WHAT IS EXPECTED: Type out all the records word for word. Any pictures are to be left out.
** start SUPPLIED DATA **
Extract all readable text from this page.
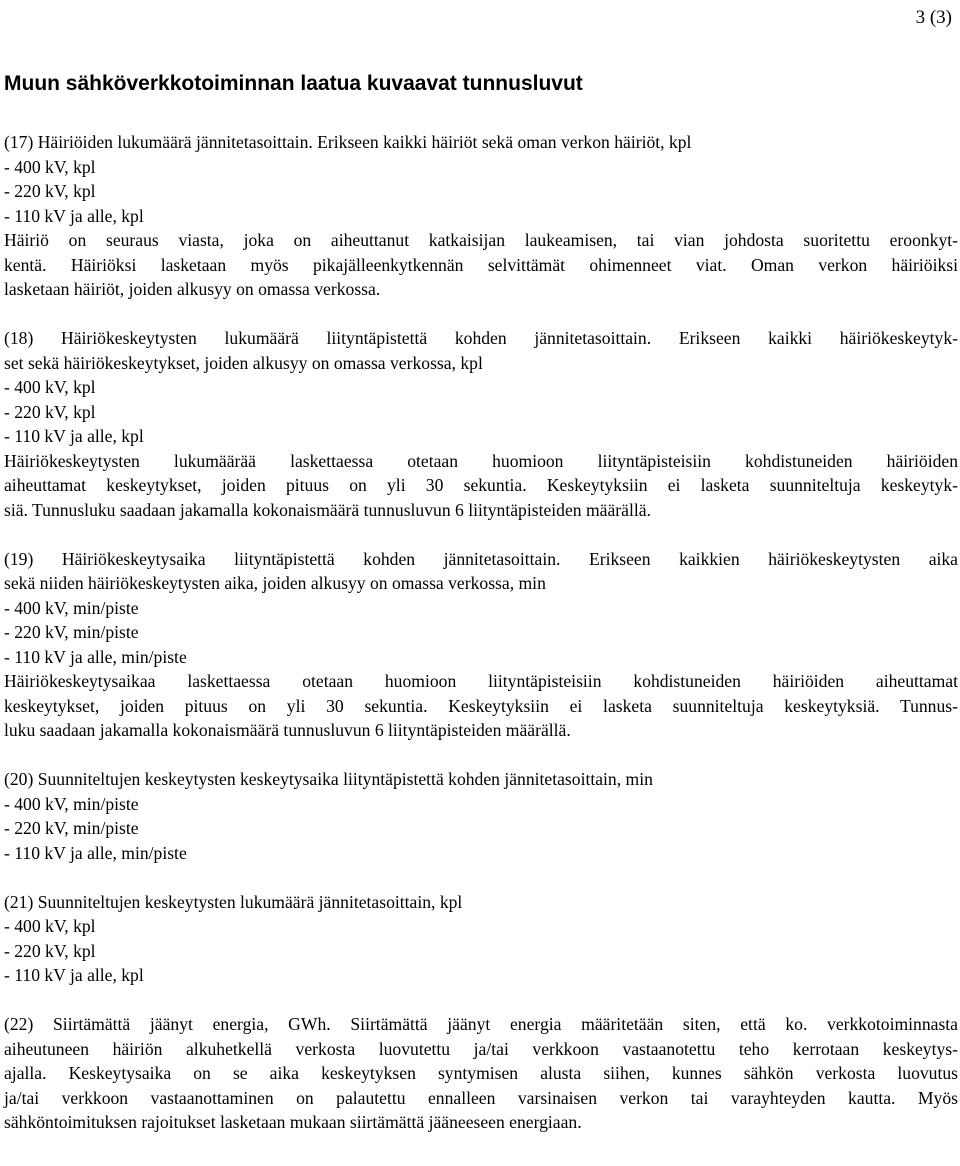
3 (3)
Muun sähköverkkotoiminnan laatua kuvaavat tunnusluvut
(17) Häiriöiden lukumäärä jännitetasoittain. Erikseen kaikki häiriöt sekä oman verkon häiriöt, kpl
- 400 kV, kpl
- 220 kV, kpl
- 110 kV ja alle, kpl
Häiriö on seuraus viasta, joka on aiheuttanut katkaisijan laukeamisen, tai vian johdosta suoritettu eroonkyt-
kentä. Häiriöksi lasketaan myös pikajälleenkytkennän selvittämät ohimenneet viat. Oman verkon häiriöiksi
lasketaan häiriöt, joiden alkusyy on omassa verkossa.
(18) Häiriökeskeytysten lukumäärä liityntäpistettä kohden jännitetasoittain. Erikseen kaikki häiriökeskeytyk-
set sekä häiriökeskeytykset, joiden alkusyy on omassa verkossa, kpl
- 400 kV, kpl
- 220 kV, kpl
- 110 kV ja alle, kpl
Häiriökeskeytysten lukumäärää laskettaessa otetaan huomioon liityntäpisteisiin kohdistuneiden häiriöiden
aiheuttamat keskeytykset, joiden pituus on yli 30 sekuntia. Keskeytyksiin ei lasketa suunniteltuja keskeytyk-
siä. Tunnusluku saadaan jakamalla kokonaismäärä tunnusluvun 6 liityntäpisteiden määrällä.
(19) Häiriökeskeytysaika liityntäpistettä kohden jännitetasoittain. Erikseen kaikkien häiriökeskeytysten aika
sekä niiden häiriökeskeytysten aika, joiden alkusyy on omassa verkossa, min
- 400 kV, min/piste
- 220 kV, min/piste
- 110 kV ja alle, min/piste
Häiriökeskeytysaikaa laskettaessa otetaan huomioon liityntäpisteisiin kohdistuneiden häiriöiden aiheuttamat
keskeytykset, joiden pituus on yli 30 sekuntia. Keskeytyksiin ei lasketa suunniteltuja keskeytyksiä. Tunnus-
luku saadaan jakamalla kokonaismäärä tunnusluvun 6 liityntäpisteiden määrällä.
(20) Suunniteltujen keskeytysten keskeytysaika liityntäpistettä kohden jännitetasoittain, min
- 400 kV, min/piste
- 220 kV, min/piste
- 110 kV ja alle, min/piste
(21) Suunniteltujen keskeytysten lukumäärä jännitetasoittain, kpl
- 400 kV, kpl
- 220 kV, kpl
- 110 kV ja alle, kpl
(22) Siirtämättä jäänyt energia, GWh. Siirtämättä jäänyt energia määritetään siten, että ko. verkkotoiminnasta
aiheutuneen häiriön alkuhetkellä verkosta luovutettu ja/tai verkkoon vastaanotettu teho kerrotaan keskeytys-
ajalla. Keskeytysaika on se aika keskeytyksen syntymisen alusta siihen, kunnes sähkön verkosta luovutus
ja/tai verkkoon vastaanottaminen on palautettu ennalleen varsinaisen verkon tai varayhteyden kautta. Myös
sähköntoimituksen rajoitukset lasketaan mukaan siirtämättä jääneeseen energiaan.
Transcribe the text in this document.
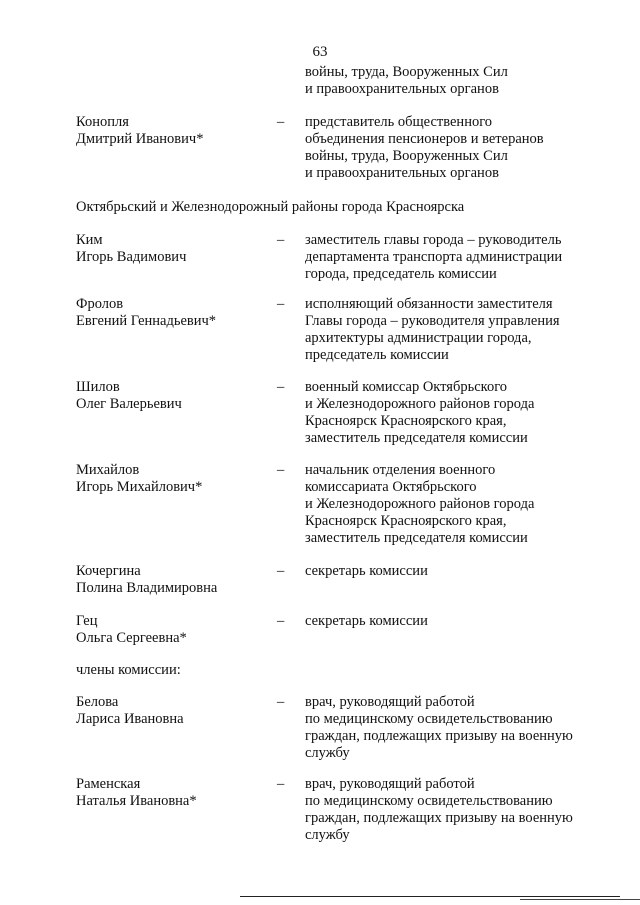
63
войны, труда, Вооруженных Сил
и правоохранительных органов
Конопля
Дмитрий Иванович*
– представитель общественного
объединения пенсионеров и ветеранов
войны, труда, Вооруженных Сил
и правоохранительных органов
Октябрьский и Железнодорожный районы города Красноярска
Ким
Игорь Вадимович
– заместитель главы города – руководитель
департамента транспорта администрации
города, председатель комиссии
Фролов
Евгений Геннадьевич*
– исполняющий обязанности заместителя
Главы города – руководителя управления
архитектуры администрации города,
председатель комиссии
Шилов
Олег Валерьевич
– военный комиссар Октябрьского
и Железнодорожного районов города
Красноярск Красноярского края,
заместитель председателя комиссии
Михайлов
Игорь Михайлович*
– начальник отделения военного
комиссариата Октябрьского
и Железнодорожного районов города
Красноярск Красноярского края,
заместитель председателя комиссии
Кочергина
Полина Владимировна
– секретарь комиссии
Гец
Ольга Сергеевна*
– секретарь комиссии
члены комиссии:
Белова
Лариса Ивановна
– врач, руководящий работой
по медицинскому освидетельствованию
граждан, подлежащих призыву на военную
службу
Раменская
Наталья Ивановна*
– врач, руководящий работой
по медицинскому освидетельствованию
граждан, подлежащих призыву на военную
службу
** end SUPPLIED DATA **
RESPONSE BELOW:
Extract all readable text from this page.
3 (3)
Muun sähköverkkotoiminnan laatua kuvaavat tunnusluvut
(17) Häiriöiden lukumäärä jännitetasoittain. Erikseen kaikki häiriöt sekä oman verkon häiriöt, kpl
- 400 kV, kpl
- 220 kV, kpl
- 110 kV ja alle, kpl
Häiriö on seuraus viasta, joka on aiheuttanut katkaisijan laukeamisen, tai vian johdosta suoritettu eroonkyt-
kentä. Häiriöksi lasketaan myös pikajälleenkytkennän selvittämät ohimenneet viat. Oman verkon häiriöiksi
lasketaan häiriöt, joiden alkusyy on omassa verkossa.
(18) Häiriökeskeytysten lukumäärä liityntäpistettä kohden jännitetasoittain. Erikseen kaikki häiriökeskeytyk-
set sekä häiriökeskeytykset, joiden alkusyy on omassa verkossa, kpl
- 400 kV, kpl
- 220 kV, kpl
- 110 kV ja alle, kpl
Häiriökeskeytysten lukumäärää laskettaessa otetaan huomioon liityntäpisteisiin kohdistuneiden häiriöiden
aiheuttamat keskeytykset, joiden pituus on yli 30 sekuntia. Keskeytyksiin ei lasketa suunniteltuja keskeytyk-
siä. Tunnusluku saadaan jakamalla kokonaismäärä tunnusluvun 6 liityntäpisteiden määrällä.
(19) Häiriökeskeytysaika liityntäpistettä kohden jännitetasoittain. Erikseen kaikkien häiriökeskeytysten aika
sekä niiden häiriökeskeytysten aika, joiden alkusyy on omassa verkossa, min
- 400 kV, min/piste
- 220 kV, min/piste
- 110 kV ja alle, min/piste
Häiriökeskeytysaikaa laskettaessa otetaan huomioon liityntäpisteisiin kohdistuneiden häiriöiden aiheuttamat
keskeytykset, joiden pituus on yli 30 sekuntia. Keskeytyksiin ei lasketa suunniteltuja keskeytyksiä. Tunnus-
luku saadaan jakamalla kokonaismäärä tunnusluvun 6 liityntäpisteiden määrällä.
(20) Suunniteltujen keskeytysten keskeytysaika liityntäpistettä kohden jännitetasoittain, min
- 400 kV, min/piste
- 220 kV, min/piste
- 110 kV ja alle, min/piste
(21) Suunniteltujen keskeytysten lukumäärä jännitetasoittain, kpl
- 400 kV, kpl
- 220 kV, kpl
- 110 kV ja alle, kpl
(22) Siirtämättä jäänyt energia, GWh. Siirtämättä jäänyt energia määritetään siten, että ko. verkkotoiminnasta
aiheutuneen häiriön alkuhetkellä verkosta luovutettu ja/tai verkkoon vastaanotettu teho kerrotaan keskeytys-
ajalla. Keskeytysaika on se aika keskeytyksen syntymisen alusta siihen, kunnes sähkön verkosta luovutus
ja/tai verkkoon vastaanottaminen on palautettu ennalleen varsinaisen verkon tai varayhteyden kautta. Myös
sähköntoimituksen rajoitukset lasketaan mukaan siirtämättä jääneeseen energiaan.
Transcribe the text in this document.
63
войны, труда, Вооруженных Сил
и правоохранительных органов
Конопля
Дмитрий Иванович*
– представитель общественного
объединения пенсионеров и ветеранов
войны, труда, Вооруженных Сил
и правоохранительных органов
Октябрьский и Железнодорожный районы города Красноярска
Ким
Игорь Вадимович
– заместитель главы города – руководитель
департамента транспорта администрации
города, председатель комиссии
Фролов
Евгений Геннадьевич*
– исполняющий обязанности заместителя
Главы города – руководителя управления
архитектуры администрации города,
председатель комиссии
Шилов
Олег Валерьевич
– военный комиссар Октябрьского
и Железнодорожного районов города
Красноярск Красноярского края,
заместитель председателя комиссии
Михайлов
Игорь Михайлович*
– начальник отделения военного
комиссариата Октябрьского
и Железнодорожного районов города
Красноярск Красноярского края,
заместитель председателя комиссии
Кочергина
Полина Владимировна
– секретарь комиссии
Гец
Ольга Сергеевна*
– секретарь комиссии
члены комиссии:
Белова
Лариса Ивановна
– врач, руководящий работой
по медицинскому освидетельствованию
граждан, подлежащих призыву на военную
службу
Раменская
Наталья Ивановна*
– врач, руководящий работой
по медицинскому освидетельствованию
граждан, подлежащих призыву на военную
службу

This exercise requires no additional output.